■ Data entries ■
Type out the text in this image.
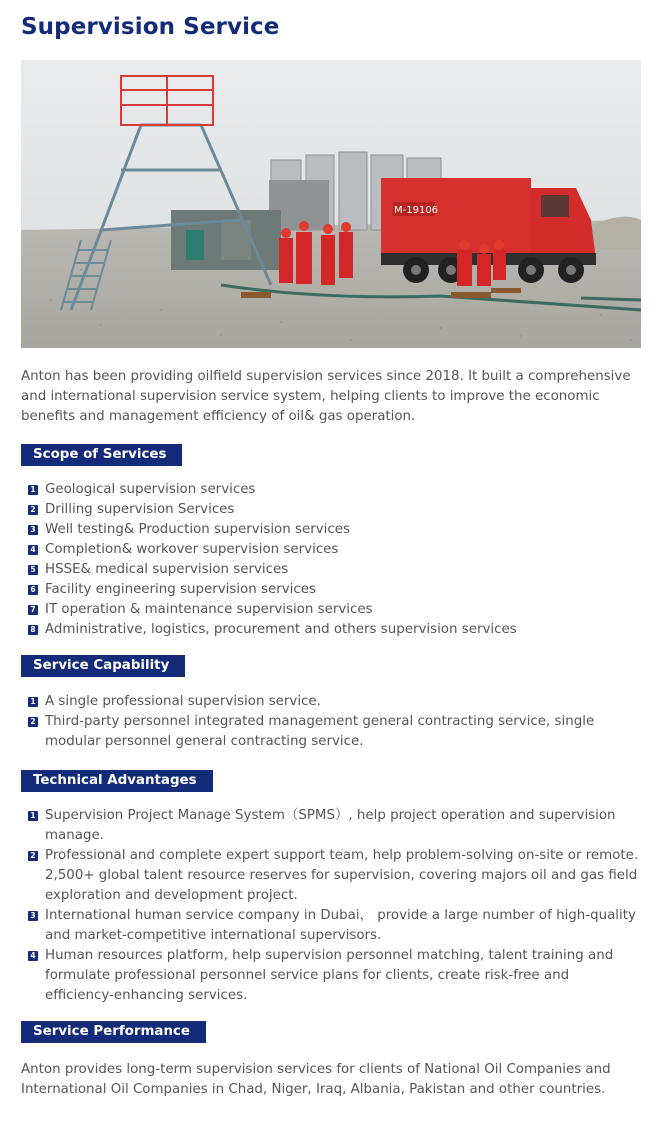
Supervision Service
M-19106
Anton has been providing oilfield supervision services since 2018. It built a comprehensive and international supervision service system, helping clients to improve the economic benefits and management efficiency of oil& gas operation.
Scope of Services
1 Geological supervision services
2 Drilling supervision Services
3 Well testing& Production supervision services
4 Completion& workover supervision services
5 HSSE& medical supervision services
6 Facility engineering supervision services
7 IT operation & maintenance supervision services
8 Administrative, logistics, procurement and others supervision services
Service Capability
1 A single professional supervision service.
2 Third-party personnel integrated management general contracting service, single modular personnel general contracting service.
Technical Advantages
1 Supervision Project Manage System（SPMS）, help project operation and supervision manage.
2 Professional and complete expert support team, help problem-solving on-site or remote. 2,500+ global talent resource reserves for supervision, covering majors oil and gas field exploration and development project.
3 International human service company in Dubai， provide a large number of high-quality and market-competitive international supervisors.
4 Human resources platform, help supervision personnel matching, talent training and formulate professional personnel service plans for clients, create risk-free and efficiency-enhancing services.
Service Performance
Anton provides long-term supervision services for clients of National Oil Companies and International Oil Companies in Chad, Niger, Iraq, Albania, Pakistan and other countries.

■ Brief ■
From the listing above, print every entry precisely and drop the pictures.

■ Written solution ■
Type out the text in this image.
Supervision Service
M-19106
Anton has been providing oilfield supervision services since 2018. It built a comprehensive and international supervision service system, helping clients to improve the economic benefits and management efficiency of oil& gas operation.
Scope of Services
1 Geological supervision services
2 Drilling supervision Services
3 Well testing& Production supervision services
4 Completion& workover supervision services
5 HSSE& medical supervision services
6 Facility engineering supervision services
7 IT operation & maintenance supervision services
8 Administrative, logistics, procurement and others supervision services
Service Capability
1 A single professional supervision service.
2 Third-party personnel integrated management general contracting service, single modular personnel general contracting service.
Technical Advantages
1 Supervision Project Manage System（SPMS）, help project operation and supervision manage.
2 Professional and complete expert support team, help problem-solving on-site or remote. 2,500+ global talent resource reserves for supervision, covering majors oil and gas field exploration and development project.
3 International human service company in Dubai， provide a large number of high-quality and market-competitive international supervisors.
4 Human resources platform, help supervision personnel matching, talent training and formulate professional personnel service plans for clients, create risk-free and efficiency-enhancing services.
Service Performance
Anton provides long-term supervision services for clients of National Oil Companies and International Oil Companies in Chad, Niger, Iraq, Albania, Pakistan and other countries.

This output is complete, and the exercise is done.